■ Requirements
Read the lines below. Copy out any that hold the string "strong".

■ Rows
+ + + +
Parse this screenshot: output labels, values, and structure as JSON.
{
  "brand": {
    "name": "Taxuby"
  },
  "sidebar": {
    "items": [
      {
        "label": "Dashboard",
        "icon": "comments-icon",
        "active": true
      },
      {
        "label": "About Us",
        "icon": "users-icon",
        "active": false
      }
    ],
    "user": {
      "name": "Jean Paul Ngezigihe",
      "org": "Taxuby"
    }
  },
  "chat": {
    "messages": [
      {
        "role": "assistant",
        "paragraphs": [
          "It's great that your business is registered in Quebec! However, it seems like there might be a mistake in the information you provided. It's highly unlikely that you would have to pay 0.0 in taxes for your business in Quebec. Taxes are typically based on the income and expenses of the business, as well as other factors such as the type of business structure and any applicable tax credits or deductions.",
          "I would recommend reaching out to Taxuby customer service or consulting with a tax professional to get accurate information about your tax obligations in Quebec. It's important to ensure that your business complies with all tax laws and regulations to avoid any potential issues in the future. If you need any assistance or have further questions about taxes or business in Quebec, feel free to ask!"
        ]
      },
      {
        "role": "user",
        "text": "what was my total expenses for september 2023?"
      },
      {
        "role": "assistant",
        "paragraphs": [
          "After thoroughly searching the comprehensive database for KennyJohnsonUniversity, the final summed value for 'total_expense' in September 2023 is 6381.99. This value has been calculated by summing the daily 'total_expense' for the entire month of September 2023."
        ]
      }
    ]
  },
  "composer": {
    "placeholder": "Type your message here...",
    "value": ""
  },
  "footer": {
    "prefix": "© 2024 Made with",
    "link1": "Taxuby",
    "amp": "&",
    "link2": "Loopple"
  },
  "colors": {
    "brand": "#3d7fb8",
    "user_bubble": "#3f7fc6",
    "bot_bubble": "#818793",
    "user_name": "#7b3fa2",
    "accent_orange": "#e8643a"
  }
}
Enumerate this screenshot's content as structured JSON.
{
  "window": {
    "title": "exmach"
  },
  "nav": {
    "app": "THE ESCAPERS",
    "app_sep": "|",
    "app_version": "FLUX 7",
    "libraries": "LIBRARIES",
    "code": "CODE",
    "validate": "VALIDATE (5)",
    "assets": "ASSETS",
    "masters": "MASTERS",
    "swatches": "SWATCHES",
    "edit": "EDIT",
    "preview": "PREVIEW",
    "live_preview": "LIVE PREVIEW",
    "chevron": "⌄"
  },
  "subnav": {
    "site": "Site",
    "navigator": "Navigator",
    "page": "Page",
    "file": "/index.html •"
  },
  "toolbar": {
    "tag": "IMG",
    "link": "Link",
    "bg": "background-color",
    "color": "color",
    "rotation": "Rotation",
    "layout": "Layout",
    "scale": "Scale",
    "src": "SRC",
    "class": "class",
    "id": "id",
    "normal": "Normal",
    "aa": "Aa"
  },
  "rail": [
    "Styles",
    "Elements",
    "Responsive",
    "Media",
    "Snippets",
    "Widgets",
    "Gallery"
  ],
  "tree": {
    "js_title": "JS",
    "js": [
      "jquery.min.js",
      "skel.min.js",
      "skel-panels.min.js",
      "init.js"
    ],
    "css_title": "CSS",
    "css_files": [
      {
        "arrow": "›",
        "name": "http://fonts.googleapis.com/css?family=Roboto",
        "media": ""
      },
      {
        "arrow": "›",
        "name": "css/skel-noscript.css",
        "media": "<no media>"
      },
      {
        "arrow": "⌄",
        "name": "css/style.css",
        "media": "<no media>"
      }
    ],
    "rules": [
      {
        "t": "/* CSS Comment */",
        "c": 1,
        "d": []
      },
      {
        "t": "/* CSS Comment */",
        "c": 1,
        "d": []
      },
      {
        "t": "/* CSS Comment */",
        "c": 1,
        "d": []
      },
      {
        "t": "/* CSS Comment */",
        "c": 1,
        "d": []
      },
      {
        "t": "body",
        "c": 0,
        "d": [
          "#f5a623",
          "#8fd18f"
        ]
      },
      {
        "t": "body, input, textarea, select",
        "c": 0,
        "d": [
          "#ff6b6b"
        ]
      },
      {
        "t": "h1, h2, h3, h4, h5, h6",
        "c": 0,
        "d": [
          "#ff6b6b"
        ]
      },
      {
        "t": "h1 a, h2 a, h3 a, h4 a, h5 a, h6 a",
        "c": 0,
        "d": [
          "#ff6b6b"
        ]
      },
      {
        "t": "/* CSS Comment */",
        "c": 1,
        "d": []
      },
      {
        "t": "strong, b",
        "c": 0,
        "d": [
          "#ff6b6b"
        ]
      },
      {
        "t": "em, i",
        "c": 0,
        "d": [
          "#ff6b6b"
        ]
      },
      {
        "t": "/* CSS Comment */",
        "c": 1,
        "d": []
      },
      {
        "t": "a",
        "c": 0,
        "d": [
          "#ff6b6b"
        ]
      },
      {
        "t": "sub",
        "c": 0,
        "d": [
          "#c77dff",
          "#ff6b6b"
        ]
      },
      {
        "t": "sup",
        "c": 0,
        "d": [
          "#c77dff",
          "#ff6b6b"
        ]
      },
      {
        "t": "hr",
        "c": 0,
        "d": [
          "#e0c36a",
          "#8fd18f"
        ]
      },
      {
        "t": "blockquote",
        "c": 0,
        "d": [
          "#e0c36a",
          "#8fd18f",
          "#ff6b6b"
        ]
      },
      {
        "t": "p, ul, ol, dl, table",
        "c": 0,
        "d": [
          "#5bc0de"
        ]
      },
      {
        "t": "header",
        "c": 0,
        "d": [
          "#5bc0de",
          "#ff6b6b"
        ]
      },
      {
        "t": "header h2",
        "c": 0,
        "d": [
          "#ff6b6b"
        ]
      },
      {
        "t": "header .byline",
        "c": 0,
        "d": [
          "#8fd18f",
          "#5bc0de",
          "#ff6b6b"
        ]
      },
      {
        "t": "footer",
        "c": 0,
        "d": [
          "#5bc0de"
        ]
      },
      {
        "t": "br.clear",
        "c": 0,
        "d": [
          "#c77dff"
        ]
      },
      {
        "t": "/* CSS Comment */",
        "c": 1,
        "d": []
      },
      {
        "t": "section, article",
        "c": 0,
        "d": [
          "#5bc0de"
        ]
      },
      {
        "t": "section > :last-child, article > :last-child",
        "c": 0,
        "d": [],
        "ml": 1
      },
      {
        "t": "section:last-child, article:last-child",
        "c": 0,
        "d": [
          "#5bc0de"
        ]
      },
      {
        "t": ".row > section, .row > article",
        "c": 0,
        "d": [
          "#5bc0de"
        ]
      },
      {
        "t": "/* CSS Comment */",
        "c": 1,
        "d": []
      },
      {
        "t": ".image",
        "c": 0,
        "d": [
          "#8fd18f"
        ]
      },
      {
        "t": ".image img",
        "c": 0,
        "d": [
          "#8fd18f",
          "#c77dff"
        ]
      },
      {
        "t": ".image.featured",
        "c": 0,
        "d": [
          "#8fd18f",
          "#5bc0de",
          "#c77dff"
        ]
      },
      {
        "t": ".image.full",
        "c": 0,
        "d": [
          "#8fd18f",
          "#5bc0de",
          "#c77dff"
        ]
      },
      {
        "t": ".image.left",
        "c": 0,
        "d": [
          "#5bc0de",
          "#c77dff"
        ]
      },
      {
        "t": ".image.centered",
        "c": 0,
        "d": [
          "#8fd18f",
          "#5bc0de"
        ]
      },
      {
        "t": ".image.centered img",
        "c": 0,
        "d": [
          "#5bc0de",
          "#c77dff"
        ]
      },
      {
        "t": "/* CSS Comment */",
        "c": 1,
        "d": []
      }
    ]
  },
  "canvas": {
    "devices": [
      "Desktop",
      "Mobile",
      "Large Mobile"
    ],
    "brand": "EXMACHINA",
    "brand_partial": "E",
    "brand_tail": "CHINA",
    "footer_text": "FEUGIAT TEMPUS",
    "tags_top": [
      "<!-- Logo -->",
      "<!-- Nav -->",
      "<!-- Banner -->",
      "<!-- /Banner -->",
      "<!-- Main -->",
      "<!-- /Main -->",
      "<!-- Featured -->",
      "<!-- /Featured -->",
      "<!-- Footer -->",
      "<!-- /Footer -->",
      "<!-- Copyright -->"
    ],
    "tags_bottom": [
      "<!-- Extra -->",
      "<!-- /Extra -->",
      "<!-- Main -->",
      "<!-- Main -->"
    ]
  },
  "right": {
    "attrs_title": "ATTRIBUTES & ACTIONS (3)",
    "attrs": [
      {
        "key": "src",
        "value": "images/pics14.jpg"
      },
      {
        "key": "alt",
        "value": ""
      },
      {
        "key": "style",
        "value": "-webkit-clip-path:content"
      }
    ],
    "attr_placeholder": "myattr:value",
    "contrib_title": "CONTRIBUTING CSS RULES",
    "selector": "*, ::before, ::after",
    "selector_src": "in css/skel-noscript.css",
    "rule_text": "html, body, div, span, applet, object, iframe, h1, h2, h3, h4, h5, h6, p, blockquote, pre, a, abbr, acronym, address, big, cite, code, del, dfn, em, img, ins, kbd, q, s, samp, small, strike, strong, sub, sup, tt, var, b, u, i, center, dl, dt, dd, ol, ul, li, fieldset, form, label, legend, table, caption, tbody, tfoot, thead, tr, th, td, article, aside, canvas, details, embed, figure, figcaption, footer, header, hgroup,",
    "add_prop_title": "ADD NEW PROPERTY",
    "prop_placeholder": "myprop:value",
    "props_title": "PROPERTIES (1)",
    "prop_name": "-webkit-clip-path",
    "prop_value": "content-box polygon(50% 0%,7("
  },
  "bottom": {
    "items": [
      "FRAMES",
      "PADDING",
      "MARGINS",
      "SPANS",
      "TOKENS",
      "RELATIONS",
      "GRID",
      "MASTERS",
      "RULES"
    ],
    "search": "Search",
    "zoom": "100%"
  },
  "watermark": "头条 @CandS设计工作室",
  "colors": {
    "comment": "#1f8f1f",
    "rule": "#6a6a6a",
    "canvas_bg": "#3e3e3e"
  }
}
+ + + +
■ Reply to the exercise
        "t": "strong, b",
    "rule_text": "html, body, div, span, applet, object, iframe, h1, h2, h3, h4, h5, h6, p, blockquote, pre, a, abbr, acronym, address, big, cite, code, del, dfn, em, img, ins, kbd, q, s, samp, small, strike, strong, sub, sup, tt, var, b, u, i, center, dl, dt, dd, ol, ul, li, fieldset, form, label, legend, table, caption, tbody, tfoot, thead, tr, th, td, article, aside, canvas, details, embed, figure, figcaption, footer, header, hgroup,",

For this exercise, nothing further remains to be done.